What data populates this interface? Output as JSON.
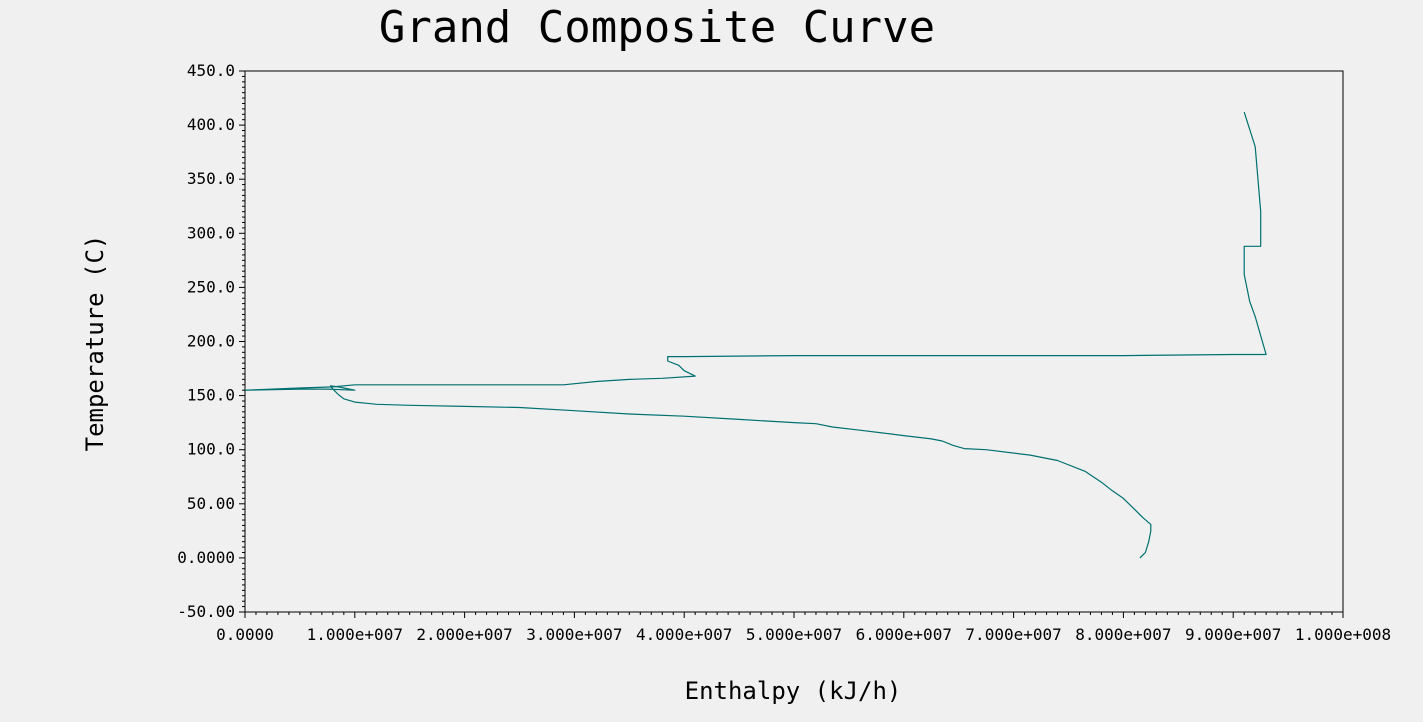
{
  "chart_data": {
    "type": "line",
    "title": "Grand Composite Curve",
    "xlabel": "Enthalpy (kJ/h)",
    "ylabel": "Temperature (C)",
    "xlim": [
      0,
      100000000
    ],
    "ylim": [
      -50,
      450
    ],
    "grid": false,
    "x_ticks": [
      0,
      10000000,
      20000000,
      30000000,
      40000000,
      50000000,
      60000000,
      70000000,
      80000000,
      90000000,
      100000000
    ],
    "x_tick_labels": [
      "0.0000",
      "1.000e+007",
      "2.000e+007",
      "3.000e+007",
      "4.000e+007",
      "5.000e+007",
      "6.000e+007",
      "7.000e+007",
      "8.000e+007",
      "9.000e+007",
      "1.000e+008"
    ],
    "y_ticks": [
      -50,
      0,
      50,
      100,
      150,
      200,
      250,
      300,
      350,
      400,
      450
    ],
    "y_tick_labels": [
      "-50.00",
      "0.0000",
      "50.00",
      "100.0",
      "150.0",
      "200.0",
      "250.0",
      "300.0",
      "350.0",
      "400.0",
      "450.0"
    ],
    "line_color": "#007070",
    "series": [
      {
        "x": [
          81500000,
          82000000,
          82300000,
          82500000,
          82500000,
          81800000,
          81000000,
          80000000,
          79000000,
          78000000,
          76500000,
          74000000,
          71500000,
          67500000,
          65500000,
          64500000,
          63500000,
          62500000,
          60000000,
          56000000,
          53500000,
          52000000,
          50000000,
          45000000,
          40000000,
          35000000,
          30000000,
          25000000,
          20000000,
          15000000,
          12000000,
          11000000,
          10000000,
          9000000,
          8500000,
          8000000,
          7800000,
          8500000,
          9000000,
          10000000,
          7500000,
          5000000,
          0
        ],
        "y": [
          0,
          5,
          15,
          25,
          31,
          37,
          45,
          55,
          62,
          70,
          80,
          90,
          95,
          100,
          101,
          104,
          108,
          110,
          113,
          118,
          121,
          124,
          125,
          128,
          131,
          133,
          136,
          139,
          140,
          141,
          142,
          143,
          144,
          147,
          151,
          156,
          159,
          158,
          157,
          155,
          156,
          156,
          155
        ],
        "segment": "lower"
      },
      {
        "x": [
          0,
          5000000,
          8000000,
          10000000,
          20000000,
          29000000,
          32000000,
          35000000,
          38000000,
          41000000,
          40000000,
          39500000,
          38500000,
          38500000,
          40000000,
          50000000,
          60000000,
          70000000,
          80000000,
          90000000,
          93000000,
          92000000,
          91500000,
          91000000,
          91000000,
          92500000,
          92500000,
          92000000,
          91000000
        ],
        "y": [
          155,
          157,
          158,
          160,
          160,
          160,
          163,
          165,
          166,
          168,
          173,
          178,
          182,
          186,
          186,
          187,
          187,
          187,
          187,
          188,
          188,
          223,
          237,
          262,
          288,
          288,
          320,
          380,
          412
        ],
        "segment": "upper"
      }
    ]
  }
}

════════════════

Required work: Omit the pictures. Transcribe every record exactly.

Answer to the exercise:
What data populates this interface? Output as JSON.
{
  "chart_data": {
    "type": "line",
    "title": "Grand Composite Curve",
    "xlabel": "Enthalpy (kJ/h)",
    "ylabel": "Temperature (C)",
    "xlim": [
      0,
      100000000
    ],
    "ylim": [
      -50,
      450
    ],
    "grid": false,
    "x_ticks": [
      0,
      10000000,
      20000000,
      30000000,
      40000000,
      50000000,
      60000000,
      70000000,
      80000000,
      90000000,
      100000000
    ],
    "x_tick_labels": [
      "0.0000",
      "1.000e+007",
      "2.000e+007",
      "3.000e+007",
      "4.000e+007",
      "5.000e+007",
      "6.000e+007",
      "7.000e+007",
      "8.000e+007",
      "9.000e+007",
      "1.000e+008"
    ],
    "y_ticks": [
      -50,
      0,
      50,
      100,
      150,
      200,
      250,
      300,
      350,
      400,
      450
    ],
    "y_tick_labels": [
      "-50.00",
      "0.0000",
      "50.00",
      "100.0",
      "150.0",
      "200.0",
      "250.0",
      "300.0",
      "350.0",
      "400.0",
      "450.0"
    ],
    "line_color": "#007070",
    "series": [
      {
        "x": [
          81500000,
          82000000,
          82300000,
          82500000,
          82500000,
          81800000,
          81000000,
          80000000,
          79000000,
          78000000,
          76500000,
          74000000,
          71500000,
          67500000,
          65500000,
          64500000,
          63500000,
          62500000,
          60000000,
          56000000,
          53500000,
          52000000,
          50000000,
          45000000,
          40000000,
          35000000,
          30000000,
          25000000,
          20000000,
          15000000,
          12000000,
          11000000,
          10000000,
          9000000,
          8500000,
          8000000,
          7800000,
          8500000,
          9000000,
          10000000,
          7500000,
          5000000,
          0
        ],
        "y": [
          0,
          5,
          15,
          25,
          31,
          37,
          45,
          55,
          62,
          70,
          80,
          90,
          95,
          100,
          101,
          104,
          108,
          110,
          113,
          118,
          121,
          124,
          125,
          128,
          131,
          133,
          136,
          139,
          140,
          141,
          142,
          143,
          144,
          147,
          151,
          156,
          159,
          158,
          157,
          155,
          156,
          156,
          155
        ],
        "segment": "lower"
      },
      {
        "x": [
          0,
          5000000,
          8000000,
          10000000,
          20000000,
          29000000,
          32000000,
          35000000,
          38000000,
          41000000,
          40000000,
          39500000,
          38500000,
          38500000,
          40000000,
          50000000,
          60000000,
          70000000,
          80000000,
          90000000,
          93000000,
          92000000,
          91500000,
          91000000,
          91000000,
          92500000,
          92500000,
          92000000,
          91000000
        ],
        "y": [
          155,
          157,
          158,
          160,
          160,
          160,
          163,
          165,
          166,
          168,
          173,
          178,
          182,
          186,
          186,
          187,
          187,
          187,
          187,
          188,
          188,
          223,
          237,
          262,
          288,
          288,
          320,
          380,
          412
        ],
        "segment": "upper"
      }
    ]
  }
}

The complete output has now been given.